*Directions*: Your task is to copy every line of the records below that contains "name".

┄┄┄┄┄┄┄┄┄┄

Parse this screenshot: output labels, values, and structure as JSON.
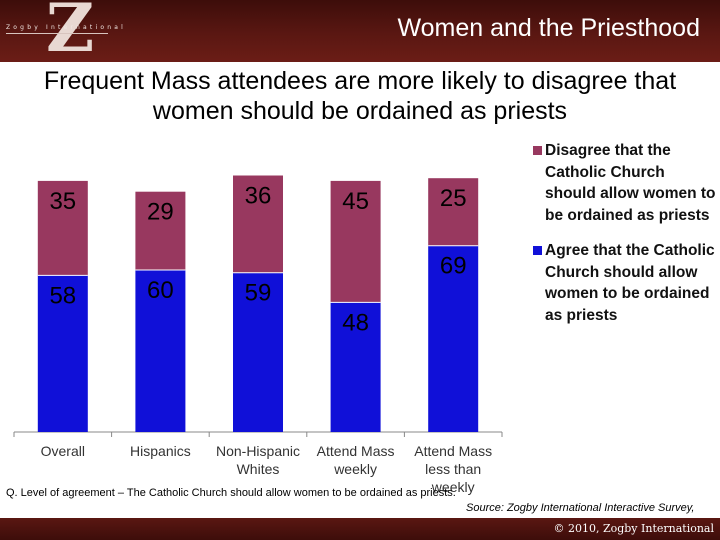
{
  "header": {
    "logo_letter": "Z",
    "logo_text": "Zogby International",
    "title": "Women and the Priesthood"
  },
  "chart_data": {
    "type": "bar",
    "stacked": true,
    "title": "Frequent Mass attendees are more likely to disagree that women should be ordained as priests",
    "categories": [
      "Overall",
      "Hispanics",
      "Non-Hispanic Whites",
      "Attend Mass weekly",
      "Attend Mass less than weekly"
    ],
    "series": [
      {
        "name": "Agree that the Catholic Church should allow women to be ordained as priests",
        "color": "#1010d8",
        "values": [
          58,
          60,
          59,
          48,
          69
        ]
      },
      {
        "name": "Disagree that the Catholic Church should allow women to be ordained as priests",
        "color": "#98385f",
        "values": [
          35,
          29,
          36,
          45,
          25
        ]
      }
    ],
    "ylim": [
      0,
      100
    ],
    "grid": false,
    "legend_position": "right"
  },
  "footer": {
    "question": "Q. Level of agreement – The Catholic Church should allow women to be ordained as priests.",
    "source": "Source: Zogby International Interactive Survey,",
    "copyright": "© 2010, Zogby International"
  }
}
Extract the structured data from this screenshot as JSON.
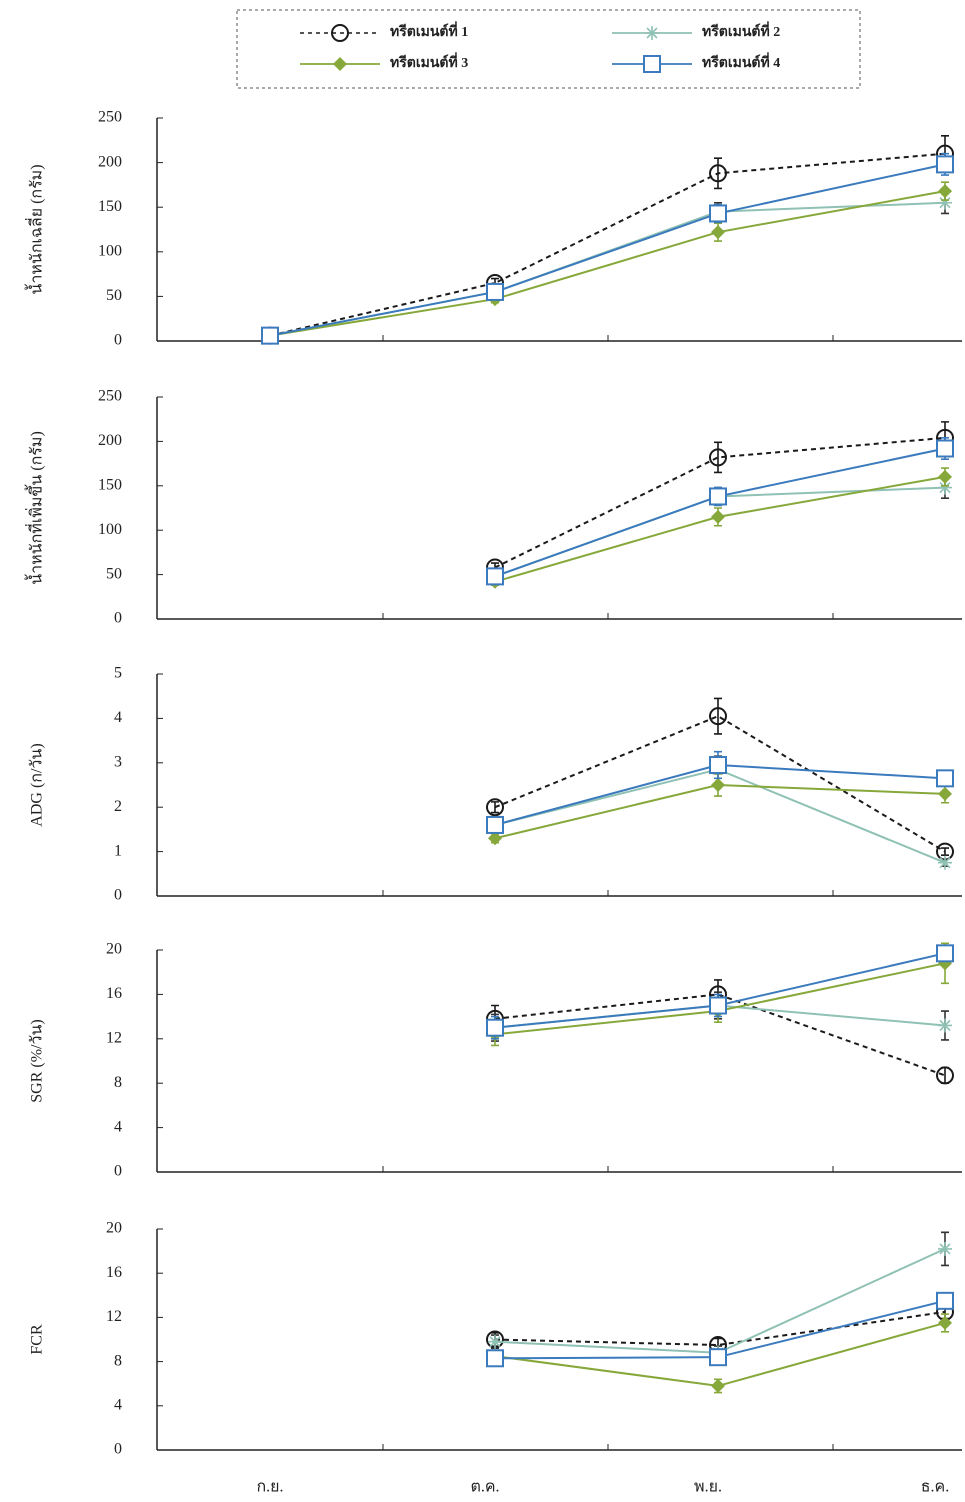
{
  "chart_data": [
    {
      "type": "line",
      "ylabel": "น้ำหนักเฉลี่ย (กรัม)",
      "ylim": [
        0,
        250
      ],
      "yticks": [
        0,
        50,
        100,
        150,
        200,
        250
      ],
      "series": [
        {
          "name": "ทรีตเมนต์ที่ 1",
          "color": "#1a1a1a",
          "values": [
            6,
            65,
            188,
            210
          ],
          "errors": [
            1,
            5,
            17,
            20
          ]
        },
        {
          "name": "ทรีตเมนต์ที่ 2",
          "color": "#8fc1b4",
          "values": [
            6,
            55,
            145,
            155
          ],
          "errors": [
            1,
            4,
            10,
            12
          ]
        },
        {
          "name": "ทรีตเมนต์ที่ 3",
          "color": "#86a83a",
          "values": [
            6,
            47,
            122,
            168
          ],
          "errors": [
            1,
            4,
            10,
            10
          ]
        },
        {
          "name": "ทรีตเมนต์ที่ 4",
          "color": "#3b7bbd",
          "values": [
            6,
            55,
            143,
            198
          ],
          "errors": [
            1,
            4,
            10,
            12
          ]
        }
      ]
    },
    {
      "type": "line",
      "ylabel": "น้ำหนักที่เพิ่มขึ้น (กรัม)",
      "ylim": [
        0,
        250
      ],
      "yticks": [
        0,
        50,
        100,
        150,
        200,
        250
      ],
      "series": [
        {
          "color": "#1a1a1a",
          "values": [
            null,
            58,
            182,
            204
          ],
          "errors": [
            null,
            5,
            17,
            18
          ]
        },
        {
          "color": "#8fc1b4",
          "values": [
            null,
            48,
            138,
            148
          ],
          "errors": [
            null,
            4,
            10,
            12
          ]
        },
        {
          "color": "#86a83a",
          "values": [
            null,
            42,
            115,
            160
          ],
          "errors": [
            null,
            4,
            10,
            10
          ]
        },
        {
          "color": "#3b7bbd",
          "values": [
            null,
            48,
            138,
            192
          ],
          "errors": [
            null,
            4,
            10,
            12
          ]
        }
      ]
    },
    {
      "type": "line",
      "ylabel": "ADG (ก/วัน)",
      "ylim": [
        0,
        5
      ],
      "yticks": [
        0,
        1,
        2,
        3,
        4,
        5
      ],
      "series": [
        {
          "color": "#1a1a1a",
          "values": [
            null,
            2.0,
            4.05,
            1.0
          ],
          "errors": [
            null,
            0.12,
            0.4,
            0.08
          ]
        },
        {
          "color": "#8fc1b4",
          "values": [
            null,
            1.6,
            2.85,
            0.75
          ],
          "errors": [
            null,
            0.1,
            0.3,
            0.08
          ]
        },
        {
          "color": "#86a83a",
          "values": [
            null,
            1.3,
            2.5,
            2.3
          ],
          "errors": [
            null,
            0.1,
            0.25,
            0.2
          ]
        },
        {
          "color": "#3b7bbd",
          "values": [
            null,
            1.6,
            2.95,
            2.65
          ],
          "errors": [
            null,
            0.1,
            0.3,
            0.1
          ]
        }
      ]
    },
    {
      "type": "line",
      "ylabel": "SGR (%/วัน)",
      "ylim": [
        0,
        20
      ],
      "yticks": [
        0,
        4,
        8,
        12,
        16,
        20
      ],
      "series": [
        {
          "color": "#1a1a1a",
          "values": [
            null,
            13.8,
            16.0,
            8.7
          ],
          "errors": [
            null,
            1.2,
            1.3,
            0.7
          ]
        },
        {
          "color": "#8fc1b4",
          "values": [
            null,
            13.0,
            15.0,
            13.2
          ],
          "errors": [
            null,
            1.2,
            1.2,
            1.3
          ]
        },
        {
          "color": "#86a83a",
          "values": [
            null,
            12.4,
            14.5,
            18.8
          ],
          "errors": [
            null,
            1.0,
            1.0,
            1.8
          ]
        },
        {
          "color": "#3b7bbd",
          "values": [
            null,
            13.0,
            15.0,
            19.7
          ],
          "errors": [
            null,
            1.0,
            1.0,
            0.5
          ]
        }
      ]
    },
    {
      "type": "line",
      "ylabel": "FCR",
      "ylim": [
        0,
        20
      ],
      "yticks": [
        0,
        4,
        8,
        12,
        16,
        20
      ],
      "categories": [
        "ก.ย.",
        "ต.ค.",
        "พ.ย.",
        "ธ.ค."
      ],
      "series": [
        {
          "color": "#1a1a1a",
          "values": [
            null,
            10.0,
            9.5,
            12.5
          ],
          "errors": [
            null,
            0.6,
            0.6,
            0.6
          ]
        },
        {
          "color": "#8fc1b4",
          "values": [
            null,
            9.8,
            8.8,
            18.2
          ],
          "errors": [
            null,
            0.6,
            0.6,
            1.5
          ]
        },
        {
          "color": "#86a83a",
          "values": [
            null,
            8.5,
            5.8,
            11.5
          ],
          "errors": [
            null,
            0.5,
            0.6,
            0.8
          ]
        },
        {
          "color": "#3b7bbd",
          "values": [
            null,
            8.3,
            8.4,
            13.5
          ],
          "errors": [
            null,
            0.5,
            0.6,
            0.6
          ]
        }
      ]
    }
  ]
}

┄┄┄┄┄┄┄┄┄┄

*Written answer*:
        "name": "Agree that the Catholic Church should allow women to be ordained as priests",
        "name": "Disagree that the Catholic Church should allow women to be ordained as priests",
          "name": "ทรีตเมนต์ที่ 1",
          "name": "ทรีตเมนต์ที่ 2",
          "name": "ทรีตเมนต์ที่ 3",
          "name": "ทรีตเมนต์ที่ 4",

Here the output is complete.